__Work to be completed__. Quote every line of the data below as it stands, omitting pictures.

◇ ◇ ◇ ◇ ◇

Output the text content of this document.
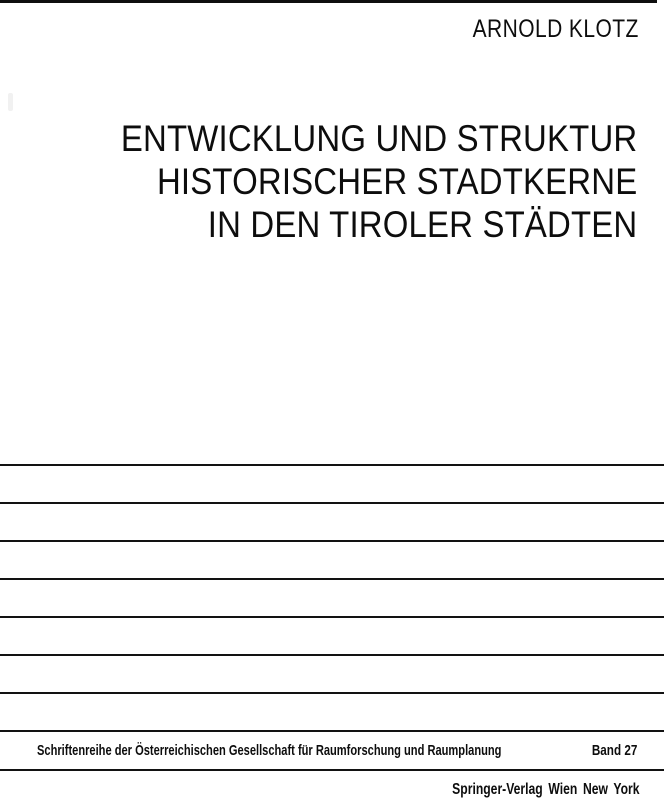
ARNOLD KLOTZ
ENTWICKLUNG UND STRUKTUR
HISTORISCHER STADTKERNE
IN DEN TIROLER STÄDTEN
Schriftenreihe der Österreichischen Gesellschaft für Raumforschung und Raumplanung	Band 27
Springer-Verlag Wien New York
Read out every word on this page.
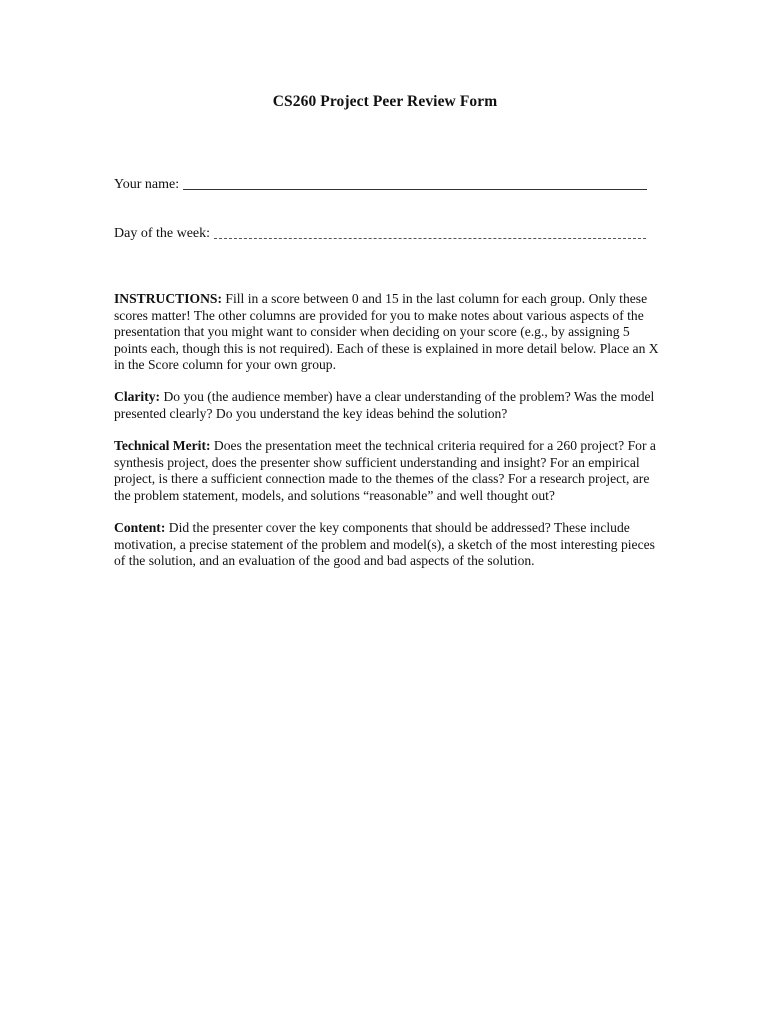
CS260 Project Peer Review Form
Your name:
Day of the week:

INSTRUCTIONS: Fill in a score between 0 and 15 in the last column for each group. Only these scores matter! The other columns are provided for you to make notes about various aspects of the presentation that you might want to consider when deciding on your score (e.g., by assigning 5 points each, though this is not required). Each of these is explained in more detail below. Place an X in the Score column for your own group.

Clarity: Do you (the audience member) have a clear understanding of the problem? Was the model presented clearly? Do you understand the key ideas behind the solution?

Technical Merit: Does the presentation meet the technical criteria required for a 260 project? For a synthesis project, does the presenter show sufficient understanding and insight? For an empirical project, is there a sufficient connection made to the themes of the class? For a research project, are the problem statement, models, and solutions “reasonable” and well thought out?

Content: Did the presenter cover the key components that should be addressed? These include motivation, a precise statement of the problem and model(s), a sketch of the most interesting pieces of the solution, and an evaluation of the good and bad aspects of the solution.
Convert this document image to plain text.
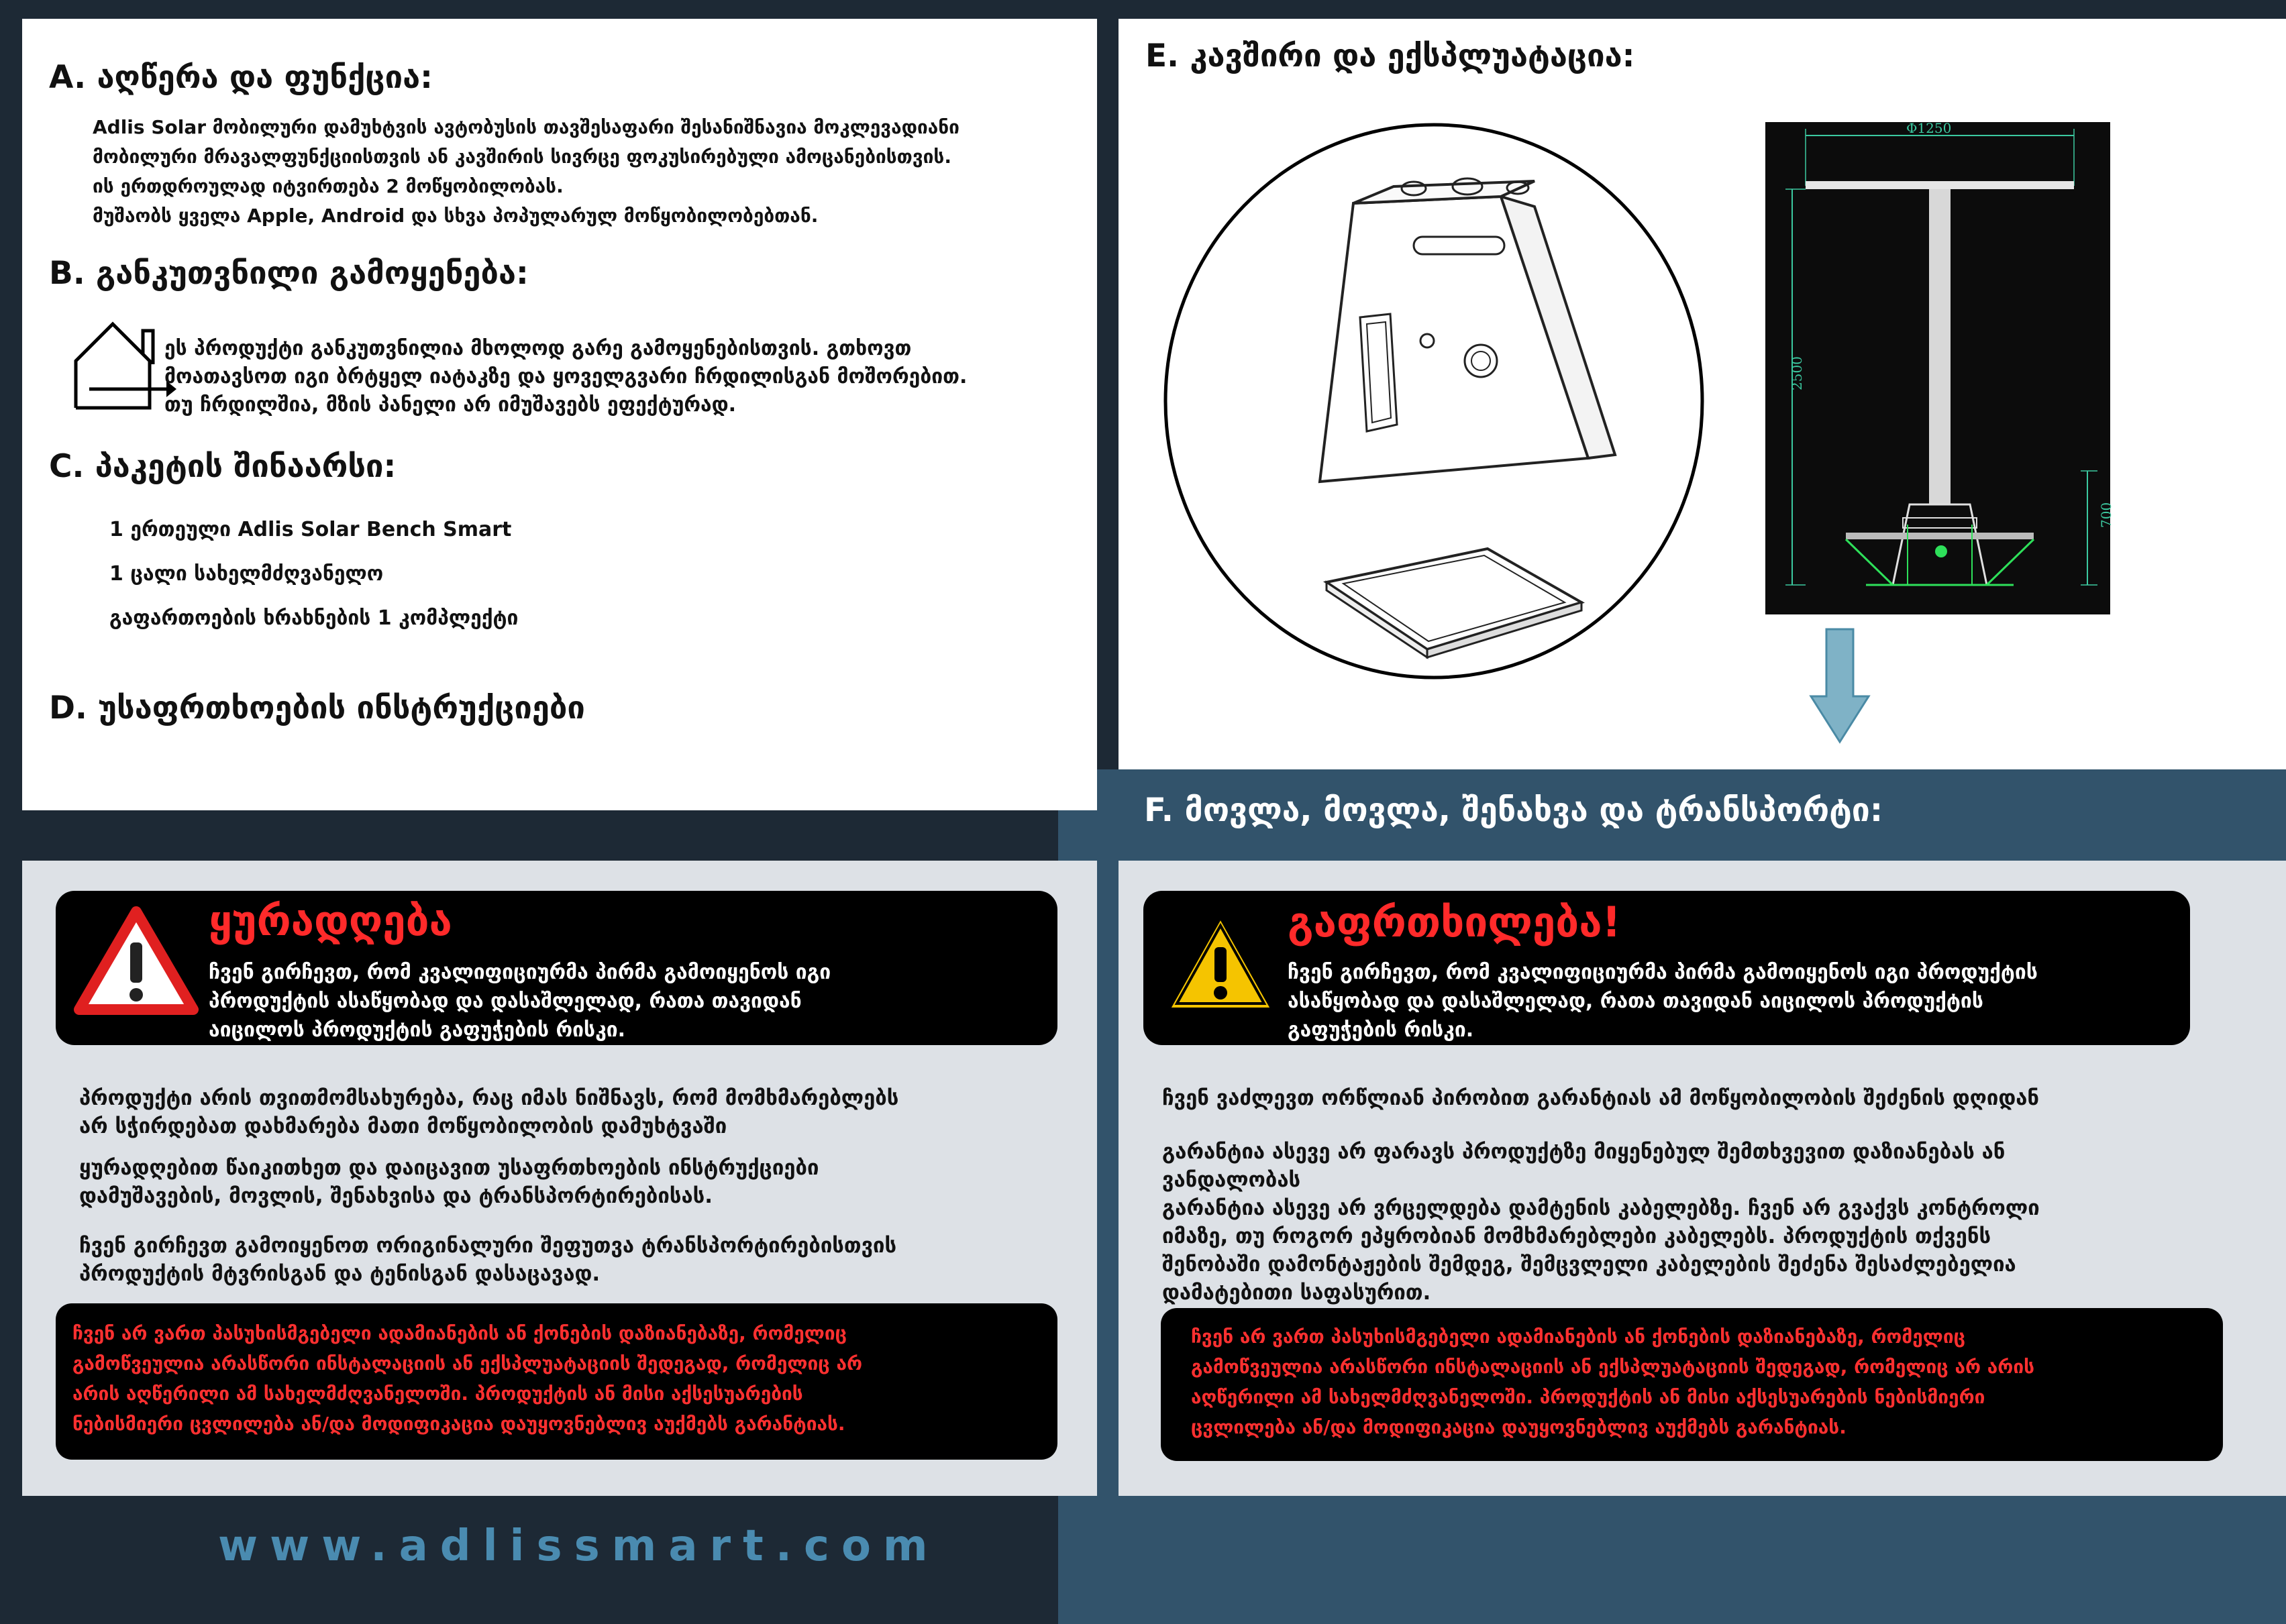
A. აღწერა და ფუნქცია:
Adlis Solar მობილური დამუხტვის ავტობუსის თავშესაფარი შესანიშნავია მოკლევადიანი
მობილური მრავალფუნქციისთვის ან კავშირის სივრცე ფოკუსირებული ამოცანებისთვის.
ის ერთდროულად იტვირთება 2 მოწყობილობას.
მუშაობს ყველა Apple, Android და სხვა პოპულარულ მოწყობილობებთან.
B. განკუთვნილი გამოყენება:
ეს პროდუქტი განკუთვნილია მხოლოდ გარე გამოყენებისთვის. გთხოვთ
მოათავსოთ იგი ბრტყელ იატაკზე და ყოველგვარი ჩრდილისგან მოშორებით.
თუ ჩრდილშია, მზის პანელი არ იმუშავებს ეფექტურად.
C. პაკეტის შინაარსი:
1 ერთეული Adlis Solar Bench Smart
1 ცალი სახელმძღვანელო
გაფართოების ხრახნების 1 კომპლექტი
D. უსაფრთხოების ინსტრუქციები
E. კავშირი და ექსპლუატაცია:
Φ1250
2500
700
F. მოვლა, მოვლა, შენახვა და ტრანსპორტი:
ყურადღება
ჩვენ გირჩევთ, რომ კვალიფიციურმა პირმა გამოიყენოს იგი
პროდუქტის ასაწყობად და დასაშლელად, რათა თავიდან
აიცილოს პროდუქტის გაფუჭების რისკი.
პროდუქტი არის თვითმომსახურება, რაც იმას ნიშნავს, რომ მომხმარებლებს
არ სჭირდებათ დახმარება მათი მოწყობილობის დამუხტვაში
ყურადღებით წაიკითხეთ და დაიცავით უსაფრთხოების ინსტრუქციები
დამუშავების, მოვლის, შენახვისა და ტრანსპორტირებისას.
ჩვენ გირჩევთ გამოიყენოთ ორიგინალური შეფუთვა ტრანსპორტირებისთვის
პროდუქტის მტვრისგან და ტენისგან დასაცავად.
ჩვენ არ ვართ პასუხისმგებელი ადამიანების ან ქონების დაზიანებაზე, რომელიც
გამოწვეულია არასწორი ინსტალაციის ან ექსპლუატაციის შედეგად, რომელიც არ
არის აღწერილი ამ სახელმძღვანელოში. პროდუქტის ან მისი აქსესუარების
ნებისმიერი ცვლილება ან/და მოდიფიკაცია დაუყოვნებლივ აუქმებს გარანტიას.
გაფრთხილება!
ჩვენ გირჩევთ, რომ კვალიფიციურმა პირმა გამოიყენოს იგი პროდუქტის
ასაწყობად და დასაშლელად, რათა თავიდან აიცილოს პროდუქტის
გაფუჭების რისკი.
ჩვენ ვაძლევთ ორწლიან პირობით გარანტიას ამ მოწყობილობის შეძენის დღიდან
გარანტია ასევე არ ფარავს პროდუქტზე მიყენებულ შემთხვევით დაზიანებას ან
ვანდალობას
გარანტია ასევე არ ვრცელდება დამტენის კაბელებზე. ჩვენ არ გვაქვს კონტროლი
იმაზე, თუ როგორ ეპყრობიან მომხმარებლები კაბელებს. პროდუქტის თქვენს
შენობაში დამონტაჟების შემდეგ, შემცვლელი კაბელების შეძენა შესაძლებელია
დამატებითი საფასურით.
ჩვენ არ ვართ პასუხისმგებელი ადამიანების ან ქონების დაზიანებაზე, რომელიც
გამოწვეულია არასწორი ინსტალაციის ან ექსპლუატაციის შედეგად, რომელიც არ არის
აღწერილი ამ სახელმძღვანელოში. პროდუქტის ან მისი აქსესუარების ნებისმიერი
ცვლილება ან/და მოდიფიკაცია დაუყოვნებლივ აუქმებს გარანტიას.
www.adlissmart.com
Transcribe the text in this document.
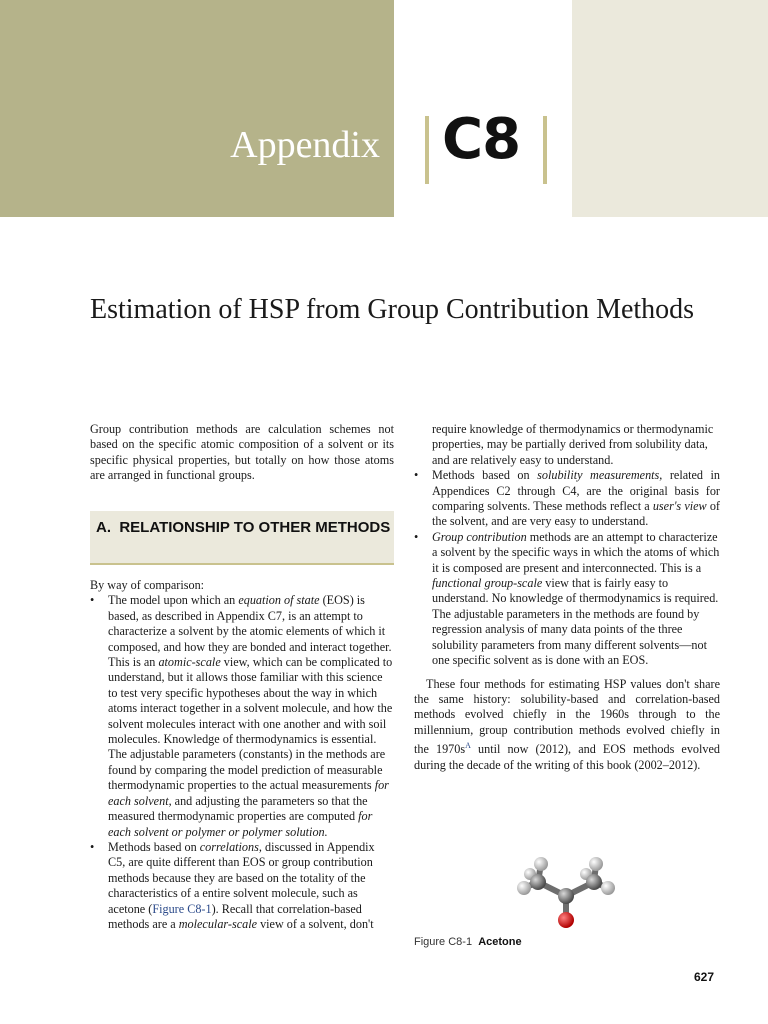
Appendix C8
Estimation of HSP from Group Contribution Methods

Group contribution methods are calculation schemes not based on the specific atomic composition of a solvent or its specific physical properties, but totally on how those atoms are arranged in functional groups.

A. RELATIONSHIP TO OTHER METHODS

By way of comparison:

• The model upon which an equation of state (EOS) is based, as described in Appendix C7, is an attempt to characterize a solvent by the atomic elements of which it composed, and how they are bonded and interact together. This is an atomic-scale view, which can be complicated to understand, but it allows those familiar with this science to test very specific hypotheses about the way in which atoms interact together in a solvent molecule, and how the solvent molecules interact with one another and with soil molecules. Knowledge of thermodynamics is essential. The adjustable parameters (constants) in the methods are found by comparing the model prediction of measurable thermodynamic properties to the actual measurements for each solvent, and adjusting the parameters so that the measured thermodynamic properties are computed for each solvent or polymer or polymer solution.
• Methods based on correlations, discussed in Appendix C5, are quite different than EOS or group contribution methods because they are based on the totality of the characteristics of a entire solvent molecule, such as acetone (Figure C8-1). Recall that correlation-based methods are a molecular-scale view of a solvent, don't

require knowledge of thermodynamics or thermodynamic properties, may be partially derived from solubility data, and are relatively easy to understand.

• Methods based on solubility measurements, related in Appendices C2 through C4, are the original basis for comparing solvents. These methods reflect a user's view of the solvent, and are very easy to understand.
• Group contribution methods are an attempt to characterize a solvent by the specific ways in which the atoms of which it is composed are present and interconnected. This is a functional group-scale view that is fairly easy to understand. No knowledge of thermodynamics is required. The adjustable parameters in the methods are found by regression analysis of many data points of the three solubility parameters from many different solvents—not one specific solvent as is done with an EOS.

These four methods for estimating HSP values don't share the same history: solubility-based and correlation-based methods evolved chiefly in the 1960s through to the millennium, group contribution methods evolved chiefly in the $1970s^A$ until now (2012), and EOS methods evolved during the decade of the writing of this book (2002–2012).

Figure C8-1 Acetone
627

◇ ◇ ◇ ◇ ◇

__Solution for this exercise__.
Output the text content of this document.
ARNOLD KLOTZ
ENTWICKLUNG UND STRUKTUR
HISTORISCHER STADTKERNE
IN DEN TIROLER STÄDTEN
Schriftenreihe der Österreichischen Gesellschaft für Raumforschung und Raumplanung	Band 27
Springer-Verlag Wien New York
Read out every word on this page.
CS260 Project Peer Review Form
Your name:
Day of the week:

INSTRUCTIONS: Fill in a score between 0 and 15 in the last column for each group. Only these scores matter! The other columns are provided for you to make notes about various aspects of the presentation that you might want to consider when deciding on your score (e.g., by assigning 5 points each, though this is not required). Each of these is explained in more detail below. Place an X in the Score column for your own group.

Clarity: Do you (the audience member) have a clear understanding of the problem? Was the model presented clearly? Do you understand the key ideas behind the solution?

Technical Merit: Does the presentation meet the technical criteria required for a 260 project? For a synthesis project, does the presenter show sufficient understanding and insight? For an empirical project, is there a sufficient connection made to the themes of the class? For a research project, are the problem statement, models, and solutions “reasonable” and well thought out?

Content: Did the presenter cover the key components that should be addressed? These include motivation, a precise statement of the problem and model(s), a sketch of the most interesting pieces of the solution, and an evaluation of the good and bad aspects of the solution.
Convert this document image to plain text.
A. აღწერა და ფუნქცია:
Adlis Solar მობილური დამუხტვის ავტობუსის თავშესაფარი შესანიშნავია მოკლევადიანი
მობილური მრავალფუნქციისთვის ან კავშირის სივრცე ფოკუსირებული ამოცანებისთვის.
ის ერთდროულად იტვირთება 2 მოწყობილობას.
მუშაობს ყველა Apple, Android და სხვა პოპულარულ მოწყობილობებთან.
B. განკუთვნილი გამოყენება:
ეს პროდუქტი განკუთვნილია მხოლოდ გარე გამოყენებისთვის. გთხოვთ
მოათავსოთ იგი ბრტყელ იატაკზე და ყოველგვარი ჩრდილისგან მოშორებით.
თუ ჩრდილშია, მზის პანელი არ იმუშავებს ეფექტურად.
C. პაკეტის შინაარსი:
1 ერთეული Adlis Solar Bench Smart
1 ცალი სახელმძღვანელო
გაფართოების ხრახნების 1 კომპლექტი
D. უსაფრთხოების ინსტრუქციები
E. კავშირი და ექსპლუატაცია:
Φ1250
2500
700
F. მოვლა, მოვლა, შენახვა და ტრანსპორტი:
ყურადღება
ჩვენ გირჩევთ, რომ კვალიფიციურმა პირმა გამოიყენოს იგი
პროდუქტის ასაწყობად და დასაშლელად, რათა თავიდან
აიცილოს პროდუქტის გაფუჭების რისკი.
პროდუქტი არის თვითმომსახურება, რაც იმას ნიშნავს, რომ მომხმარებლებს
არ სჭირდებათ დახმარება მათი მოწყობილობის დამუხტვაში
ყურადღებით წაიკითხეთ და დაიცავით უსაფრთხოების ინსტრუქციები
დამუშავების, მოვლის, შენახვისა და ტრანსპორტირებისას.
ჩვენ გირჩევთ გამოიყენოთ ორიგინალური შეფუთვა ტრანსპორტირებისთვის
პროდუქტის მტვრისგან და ტენისგან დასაცავად.
ჩვენ არ ვართ პასუხისმგებელი ადამიანების ან ქონების დაზიანებაზე, რომელიც
გამოწვეულია არასწორი ინსტალაციის ან ექსპლუატაციის შედეგად, რომელიც არ
არის აღწერილი ამ სახელმძღვანელოში. პროდუქტის ან მისი აქსესუარების
ნებისმიერი ცვლილება ან/და მოდიფიკაცია დაუყოვნებლივ აუქმებს გარანტიას.
გაფრთხილება!
ჩვენ გირჩევთ, რომ კვალიფიციურმა პირმა გამოიყენოს იგი პროდუქტის
ასაწყობად და დასაშლელად, რათა თავიდან აიცილოს პროდუქტის
გაფუჭების რისკი.
ჩვენ ვაძლევთ ორწლიან პირობით გარანტიას ამ მოწყობილობის შეძენის დღიდან
გარანტია ასევე არ ფარავს პროდუქტზე მიყენებულ შემთხვევით დაზიანებას ან
ვანდალობას
გარანტია ასევე არ ვრცელდება დამტენის კაბელებზე. ჩვენ არ გვაქვს კონტროლი
იმაზე, თუ როგორ ეპყრობიან მომხმარებლები კაბელებს. პროდუქტის თქვენს
შენობაში დამონტაჟების შემდეგ, შემცვლელი კაბელების შეძენა შესაძლებელია
დამატებითი საფასურით.
ჩვენ არ ვართ პასუხისმგებელი ადამიანების ან ქონების დაზიანებაზე, რომელიც
გამოწვეულია არასწორი ინსტალაციის ან ექსპლუატაციის შედეგად, რომელიც არ არის
აღწერილი ამ სახელმძღვანელოში. პროდუქტის ან მისი აქსესუარების ნებისმიერი
ცვლილება ან/და მოდიფიკაცია დაუყოვნებლივ აუქმებს გარანტიას.
www.adlissmart.com
Transcribe the text in this document.
Appendix C8
Estimation of HSP from Group Contribution Methods

Group contribution methods are calculation schemes not based on the specific atomic composition of a solvent or its specific physical properties, but totally on how those atoms are arranged in functional groups.

A. RELATIONSHIP TO OTHER METHODS

By way of comparison:

• The model upon which an equation of state (EOS) is based, as described in Appendix C7, is an attempt to characterize a solvent by the atomic elements of which it composed, and how they are bonded and interact together. This is an atomic-scale view, which can be complicated to understand, but it allows those familiar with this science to test very specific hypotheses about the way in which atoms interact together in a solvent molecule, and how the solvent molecules interact with one another and with soil molecules. Knowledge of thermodynamics is essential. The adjustable parameters (constants) in the methods are found by comparing the model prediction of measurable thermodynamic properties to the actual measurements for each solvent, and adjusting the parameters so that the measured thermodynamic properties are computed for each solvent or polymer or polymer solution.
• Methods based on correlations, discussed in Appendix C5, are quite different than EOS or group contribution methods because they are based on the totality of the characteristics of a entire solvent molecule, such as acetone (Figure C8-1). Recall that correlation-based methods are a molecular-scale view of a solvent, don't

require knowledge of thermodynamics or thermodynamic properties, may be partially derived from solubility data, and are relatively easy to understand.

• Methods based on solubility measurements, related in Appendices C2 through C4, are the original basis for comparing solvents. These methods reflect a user's view of the solvent, and are very easy to understand.
• Group contribution methods are an attempt to characterize a solvent by the specific ways in which the atoms of which it is composed are present and interconnected. This is a functional group-scale view that is fairly easy to understand. No knowledge of thermodynamics is required. The adjustable parameters in the methods are found by regression analysis of many data points of the three solubility parameters from many different solvents—not one specific solvent as is done with an EOS.

These four methods for estimating HSP values don't share the same history: solubility-based and correlation-based methods evolved chiefly in the 1960s through to the millennium, group contribution methods evolved chiefly in the $1970s^A$ until now (2012), and EOS methods evolved during the decade of the writing of this book (2002–2012).

Figure C8-1 Acetone
627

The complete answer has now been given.